- _What you have to do_
Copy out every record precisely.

START Entries

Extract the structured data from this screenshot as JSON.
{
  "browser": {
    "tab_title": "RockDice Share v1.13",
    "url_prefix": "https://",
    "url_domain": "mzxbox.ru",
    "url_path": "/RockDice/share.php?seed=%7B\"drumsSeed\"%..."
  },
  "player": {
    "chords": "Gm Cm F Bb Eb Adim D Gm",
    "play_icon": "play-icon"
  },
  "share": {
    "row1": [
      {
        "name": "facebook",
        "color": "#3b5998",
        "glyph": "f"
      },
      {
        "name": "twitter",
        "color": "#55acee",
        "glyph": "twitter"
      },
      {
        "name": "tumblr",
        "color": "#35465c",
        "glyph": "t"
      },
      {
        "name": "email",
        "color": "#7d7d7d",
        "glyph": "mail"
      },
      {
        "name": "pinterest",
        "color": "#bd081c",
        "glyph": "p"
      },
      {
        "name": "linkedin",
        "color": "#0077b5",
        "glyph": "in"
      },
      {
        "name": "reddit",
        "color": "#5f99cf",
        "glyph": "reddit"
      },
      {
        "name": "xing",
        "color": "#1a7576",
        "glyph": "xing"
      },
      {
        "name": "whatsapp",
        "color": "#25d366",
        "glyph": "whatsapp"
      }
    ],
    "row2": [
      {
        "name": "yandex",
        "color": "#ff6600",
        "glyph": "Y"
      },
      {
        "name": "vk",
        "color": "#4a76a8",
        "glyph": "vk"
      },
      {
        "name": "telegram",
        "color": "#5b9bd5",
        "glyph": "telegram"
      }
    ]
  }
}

END Entries

- _Exercise output_
Extract the structured data from this screenshot as JSON.
{
  "browser": {
    "tab_title": "RockDice Share v1.13",
    "url_prefix": "https://",
    "url_domain": "mzxbox.ru",
    "url_path": "/RockDice/share.php?seed=%7B\"drumsSeed\"%..."
  },
  "player": {
    "chords": "Gm Cm F Bb Eb Adim D Gm",
    "play_icon": "play-icon"
  },
  "share": {
    "row1": [
      {
        "name": "facebook",
        "color": "#3b5998",
        "glyph": "f"
      },
      {
        "name": "twitter",
        "color": "#55acee",
        "glyph": "twitter"
      },
      {
        "name": "tumblr",
        "color": "#35465c",
        "glyph": "t"
      },
      {
        "name": "email",
        "color": "#7d7d7d",
        "glyph": "mail"
      },
      {
        "name": "pinterest",
        "color": "#bd081c",
        "glyph": "p"
      },
      {
        "name": "linkedin",
        "color": "#0077b5",
        "glyph": "in"
      },
      {
        "name": "reddit",
        "color": "#5f99cf",
        "glyph": "reddit"
      },
      {
        "name": "xing",
        "color": "#1a7576",
        "glyph": "xing"
      },
      {
        "name": "whatsapp",
        "color": "#25d366",
        "glyph": "whatsapp"
      }
    ],
    "row2": [
      {
        "name": "yandex",
        "color": "#ff6600",
        "glyph": "Y"
      },
      {
        "name": "vk",
        "color": "#4a76a8",
        "glyph": "vk"
      },
      {
        "name": "telegram",
        "color": "#5b9bd5",
        "glyph": "telegram"
      }
    ]
  }
}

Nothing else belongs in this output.